## TASK TO CARRY OUT
Your task is to output the data exactly as it stands.
--- Begin EXCERPTED RECORDS ---
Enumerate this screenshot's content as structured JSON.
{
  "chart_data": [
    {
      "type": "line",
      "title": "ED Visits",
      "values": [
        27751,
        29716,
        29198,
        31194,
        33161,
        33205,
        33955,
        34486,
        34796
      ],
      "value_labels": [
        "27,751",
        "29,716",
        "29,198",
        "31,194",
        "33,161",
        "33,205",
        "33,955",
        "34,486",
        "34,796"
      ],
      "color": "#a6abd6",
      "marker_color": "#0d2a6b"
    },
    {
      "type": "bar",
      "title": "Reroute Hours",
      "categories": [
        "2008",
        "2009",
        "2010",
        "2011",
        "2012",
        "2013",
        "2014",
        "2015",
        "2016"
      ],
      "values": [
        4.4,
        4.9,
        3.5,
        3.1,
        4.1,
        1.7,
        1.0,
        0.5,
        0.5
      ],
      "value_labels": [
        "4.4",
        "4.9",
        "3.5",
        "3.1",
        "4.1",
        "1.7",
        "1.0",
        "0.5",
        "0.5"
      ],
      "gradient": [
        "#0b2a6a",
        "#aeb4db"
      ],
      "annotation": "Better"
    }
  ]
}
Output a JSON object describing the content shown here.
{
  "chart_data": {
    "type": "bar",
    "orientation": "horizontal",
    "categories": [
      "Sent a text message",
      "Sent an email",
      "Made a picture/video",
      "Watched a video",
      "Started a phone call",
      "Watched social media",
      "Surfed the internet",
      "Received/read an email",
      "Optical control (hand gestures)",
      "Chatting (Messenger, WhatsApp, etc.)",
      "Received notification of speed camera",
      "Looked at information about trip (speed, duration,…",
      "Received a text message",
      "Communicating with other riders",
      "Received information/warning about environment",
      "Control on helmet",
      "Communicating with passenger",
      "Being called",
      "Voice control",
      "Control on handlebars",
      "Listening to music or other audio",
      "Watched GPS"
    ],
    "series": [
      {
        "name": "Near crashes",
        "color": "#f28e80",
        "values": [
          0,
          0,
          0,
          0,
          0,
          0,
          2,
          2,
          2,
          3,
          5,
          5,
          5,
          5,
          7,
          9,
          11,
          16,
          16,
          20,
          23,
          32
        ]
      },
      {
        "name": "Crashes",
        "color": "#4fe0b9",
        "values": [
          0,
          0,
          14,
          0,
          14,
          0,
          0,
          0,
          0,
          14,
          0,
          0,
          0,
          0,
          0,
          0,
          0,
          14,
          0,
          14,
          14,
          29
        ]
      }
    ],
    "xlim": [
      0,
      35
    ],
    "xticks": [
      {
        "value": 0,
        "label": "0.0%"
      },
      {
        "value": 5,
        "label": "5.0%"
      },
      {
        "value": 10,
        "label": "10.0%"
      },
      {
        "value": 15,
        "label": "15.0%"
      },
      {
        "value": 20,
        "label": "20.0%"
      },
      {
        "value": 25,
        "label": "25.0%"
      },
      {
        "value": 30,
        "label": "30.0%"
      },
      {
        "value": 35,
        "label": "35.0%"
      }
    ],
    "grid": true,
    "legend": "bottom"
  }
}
--- End EXCERPTED RECORDS ---
## THE ANSWER
Enumerate this screenshot's content as structured JSON.
{
  "chart_data": [
    {
      "type": "line",
      "title": "ED Visits",
      "values": [
        27751,
        29716,
        29198,
        31194,
        33161,
        33205,
        33955,
        34486,
        34796
      ],
      "value_labels": [
        "27,751",
        "29,716",
        "29,198",
        "31,194",
        "33,161",
        "33,205",
        "33,955",
        "34,486",
        "34,796"
      ],
      "color": "#a6abd6",
      "marker_color": "#0d2a6b"
    },
    {
      "type": "bar",
      "title": "Reroute Hours",
      "categories": [
        "2008",
        "2009",
        "2010",
        "2011",
        "2012",
        "2013",
        "2014",
        "2015",
        "2016"
      ],
      "values": [
        4.4,
        4.9,
        3.5,
        3.1,
        4.1,
        1.7,
        1.0,
        0.5,
        0.5
      ],
      "value_labels": [
        "4.4",
        "4.9",
        "3.5",
        "3.1",
        "4.1",
        "1.7",
        "1.0",
        "0.5",
        "0.5"
      ],
      "gradient": [
        "#0b2a6a",
        "#aeb4db"
      ],
      "annotation": "Better"
    }
  ]
}
Output a JSON object describing the content shown here.
{
  "chart_data": {
    "type": "bar",
    "orientation": "horizontal",
    "categories": [
      "Sent a text message",
      "Sent an email",
      "Made a picture/video",
      "Watched a video",
      "Started a phone call",
      "Watched social media",
      "Surfed the internet",
      "Received/read an email",
      "Optical control (hand gestures)",
      "Chatting (Messenger, WhatsApp, etc.)",
      "Received notification of speed camera",
      "Looked at information about trip (speed, duration,…",
      "Received a text message",
      "Communicating with other riders",
      "Received information/warning about environment",
      "Control on helmet",
      "Communicating with passenger",
      "Being called",
      "Voice control",
      "Control on handlebars",
      "Listening to music or other audio",
      "Watched GPS"
    ],
    "series": [
      {
        "name": "Near crashes",
        "color": "#f28e80",
        "values": [
          0,
          0,
          0,
          0,
          0,
          0,
          2,
          2,
          2,
          3,
          5,
          5,
          5,
          5,
          7,
          9,
          11,
          16,
          16,
          20,
          23,
          32
        ]
      },
      {
        "name": "Crashes",
        "color": "#4fe0b9",
        "values": [
          0,
          0,
          14,
          0,
          14,
          0,
          0,
          0,
          0,
          14,
          0,
          0,
          0,
          0,
          0,
          0,
          0,
          14,
          0,
          14,
          14,
          29
        ]
      }
    ],
    "xlim": [
      0,
      35
    ],
    "xticks": [
      {
        "value": 0,
        "label": "0.0%"
      },
      {
        "value": 5,
        "label": "5.0%"
      },
      {
        "value": 10,
        "label": "10.0%"
      },
      {
        "value": 15,
        "label": "15.0%"
      },
      {
        "value": 20,
        "label": "20.0%"
      },
      {
        "value": 25,
        "label": "25.0%"
      },
      {
        "value": 30,
        "label": "30.0%"
      },
      {
        "value": 35,
        "label": "35.0%"
      }
    ],
    "grid": true,
    "legend": "bottom"
  }
}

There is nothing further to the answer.